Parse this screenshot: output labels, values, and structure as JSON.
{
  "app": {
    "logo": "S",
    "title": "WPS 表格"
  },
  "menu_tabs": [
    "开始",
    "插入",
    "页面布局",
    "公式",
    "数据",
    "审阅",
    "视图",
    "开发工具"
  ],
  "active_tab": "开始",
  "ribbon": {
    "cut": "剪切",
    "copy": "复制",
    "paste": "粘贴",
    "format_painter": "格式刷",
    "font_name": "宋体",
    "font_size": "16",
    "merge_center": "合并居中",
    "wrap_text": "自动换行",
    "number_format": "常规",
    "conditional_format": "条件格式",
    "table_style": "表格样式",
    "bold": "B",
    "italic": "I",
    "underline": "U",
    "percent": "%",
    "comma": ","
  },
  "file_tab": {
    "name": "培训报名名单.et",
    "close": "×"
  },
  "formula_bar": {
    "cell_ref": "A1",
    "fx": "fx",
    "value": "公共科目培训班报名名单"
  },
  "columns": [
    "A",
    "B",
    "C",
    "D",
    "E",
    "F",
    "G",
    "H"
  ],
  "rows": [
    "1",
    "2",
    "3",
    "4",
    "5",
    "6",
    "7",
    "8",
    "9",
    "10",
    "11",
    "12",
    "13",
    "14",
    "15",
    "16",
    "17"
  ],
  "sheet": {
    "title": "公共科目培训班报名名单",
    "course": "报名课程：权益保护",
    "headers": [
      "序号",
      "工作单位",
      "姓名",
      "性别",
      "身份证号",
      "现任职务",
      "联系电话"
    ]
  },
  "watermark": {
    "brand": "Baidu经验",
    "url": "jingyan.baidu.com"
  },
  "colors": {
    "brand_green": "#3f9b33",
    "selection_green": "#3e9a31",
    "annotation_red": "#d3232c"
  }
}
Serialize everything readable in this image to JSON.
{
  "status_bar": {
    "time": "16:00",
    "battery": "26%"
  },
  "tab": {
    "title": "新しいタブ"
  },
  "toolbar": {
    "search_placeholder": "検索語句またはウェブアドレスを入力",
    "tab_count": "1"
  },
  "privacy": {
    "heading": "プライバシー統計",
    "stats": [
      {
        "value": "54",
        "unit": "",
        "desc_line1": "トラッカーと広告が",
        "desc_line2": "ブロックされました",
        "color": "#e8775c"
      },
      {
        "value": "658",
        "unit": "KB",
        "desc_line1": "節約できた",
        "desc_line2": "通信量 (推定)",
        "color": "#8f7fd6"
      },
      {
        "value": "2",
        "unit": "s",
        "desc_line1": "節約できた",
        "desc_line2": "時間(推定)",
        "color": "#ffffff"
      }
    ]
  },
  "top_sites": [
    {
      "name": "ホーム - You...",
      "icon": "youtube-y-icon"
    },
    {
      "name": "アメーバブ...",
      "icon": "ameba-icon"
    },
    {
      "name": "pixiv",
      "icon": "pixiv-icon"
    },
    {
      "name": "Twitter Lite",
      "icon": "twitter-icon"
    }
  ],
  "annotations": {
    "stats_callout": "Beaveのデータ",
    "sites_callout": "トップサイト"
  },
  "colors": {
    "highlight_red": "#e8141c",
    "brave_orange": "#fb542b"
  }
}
= = = = = = =
» WHAT YOU NEED TO DO
Write the listing out again, exactly as shown above.

» WRITTEN REPLY
Parse this screenshot: output labels, values, and structure as JSON.
{
  "app": {
    "logo": "S",
    "title": "WPS 表格"
  },
  "menu_tabs": [
    "开始",
    "插入",
    "页面布局",
    "公式",
    "数据",
    "审阅",
    "视图",
    "开发工具"
  ],
  "active_tab": "开始",
  "ribbon": {
    "cut": "剪切",
    "copy": "复制",
    "paste": "粘贴",
    "format_painter": "格式刷",
    "font_name": "宋体",
    "font_size": "16",
    "merge_center": "合并居中",
    "wrap_text": "自动换行",
    "number_format": "常规",
    "conditional_format": "条件格式",
    "table_style": "表格样式",
    "bold": "B",
    "italic": "I",
    "underline": "U",
    "percent": "%",
    "comma": ","
  },
  "file_tab": {
    "name": "培训报名名单.et",
    "close": "×"
  },
  "formula_bar": {
    "cell_ref": "A1",
    "fx": "fx",
    "value": "公共科目培训班报名名单"
  },
  "columns": [
    "A",
    "B",
    "C",
    "D",
    "E",
    "F",
    "G",
    "H"
  ],
  "rows": [
    "1",
    "2",
    "3",
    "4",
    "5",
    "6",
    "7",
    "8",
    "9",
    "10",
    "11",
    "12",
    "13",
    "14",
    "15",
    "16",
    "17"
  ],
  "sheet": {
    "title": "公共科目培训班报名名单",
    "course": "报名课程：权益保护",
    "headers": [
      "序号",
      "工作单位",
      "姓名",
      "性别",
      "身份证号",
      "现任职务",
      "联系电话"
    ]
  },
  "watermark": {
    "brand": "Baidu经验",
    "url": "jingyan.baidu.com"
  },
  "colors": {
    "brand_green": "#3f9b33",
    "selection_green": "#3e9a31",
    "annotation_red": "#d3232c"
  }
}
Serialize everything readable in this image to JSON.
{
  "status_bar": {
    "time": "16:00",
    "battery": "26%"
  },
  "tab": {
    "title": "新しいタブ"
  },
  "toolbar": {
    "search_placeholder": "検索語句またはウェブアドレスを入力",
    "tab_count": "1"
  },
  "privacy": {
    "heading": "プライバシー統計",
    "stats": [
      {
        "value": "54",
        "unit": "",
        "desc_line1": "トラッカーと広告が",
        "desc_line2": "ブロックされました",
        "color": "#e8775c"
      },
      {
        "value": "658",
        "unit": "KB",
        "desc_line1": "節約できた",
        "desc_line2": "通信量 (推定)",
        "color": "#8f7fd6"
      },
      {
        "value": "2",
        "unit": "s",
        "desc_line1": "節約できた",
        "desc_line2": "時間(推定)",
        "color": "#ffffff"
      }
    ]
  },
  "top_sites": [
    {
      "name": "ホーム - You...",
      "icon": "youtube-y-icon"
    },
    {
      "name": "アメーバブ...",
      "icon": "ameba-icon"
    },
    {
      "name": "pixiv",
      "icon": "pixiv-icon"
    },
    {
      "name": "Twitter Lite",
      "icon": "twitter-icon"
    }
  ],
  "annotations": {
    "stats_callout": "Beaveのデータ",
    "sites_callout": "トップサイト"
  },
  "colors": {
    "highlight_red": "#e8141c",
    "brave_orange": "#fb542b"
  }
}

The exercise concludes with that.